--- start ---

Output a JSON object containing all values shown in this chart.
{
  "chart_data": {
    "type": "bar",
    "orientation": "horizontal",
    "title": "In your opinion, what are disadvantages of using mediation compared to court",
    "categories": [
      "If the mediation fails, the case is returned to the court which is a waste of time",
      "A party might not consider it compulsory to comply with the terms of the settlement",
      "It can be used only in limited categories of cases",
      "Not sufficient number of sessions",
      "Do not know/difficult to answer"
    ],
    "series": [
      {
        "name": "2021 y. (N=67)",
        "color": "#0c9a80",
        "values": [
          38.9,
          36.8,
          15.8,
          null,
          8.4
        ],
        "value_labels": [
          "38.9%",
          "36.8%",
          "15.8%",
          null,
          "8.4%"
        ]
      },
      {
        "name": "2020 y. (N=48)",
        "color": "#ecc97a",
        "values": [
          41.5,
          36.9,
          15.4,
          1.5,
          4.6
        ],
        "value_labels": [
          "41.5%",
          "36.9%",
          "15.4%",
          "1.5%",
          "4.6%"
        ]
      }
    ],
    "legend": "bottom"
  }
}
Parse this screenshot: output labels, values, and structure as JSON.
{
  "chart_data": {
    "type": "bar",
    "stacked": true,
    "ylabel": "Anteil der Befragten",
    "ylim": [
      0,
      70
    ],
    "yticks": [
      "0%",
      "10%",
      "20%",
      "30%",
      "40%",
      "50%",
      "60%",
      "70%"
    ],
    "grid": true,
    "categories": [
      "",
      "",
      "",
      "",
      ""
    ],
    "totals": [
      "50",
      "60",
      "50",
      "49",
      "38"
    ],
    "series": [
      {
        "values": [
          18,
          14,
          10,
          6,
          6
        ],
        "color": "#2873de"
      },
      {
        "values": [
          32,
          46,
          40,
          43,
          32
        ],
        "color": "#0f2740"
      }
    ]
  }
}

--- end ---

§ **Task details**
Show all lines in the entries above where the word "JSON" appears.

§ **Exercise response**
Output a JSON object containing all values shown in this chart.
Parse this screenshot: output labels, values, and structure as JSON.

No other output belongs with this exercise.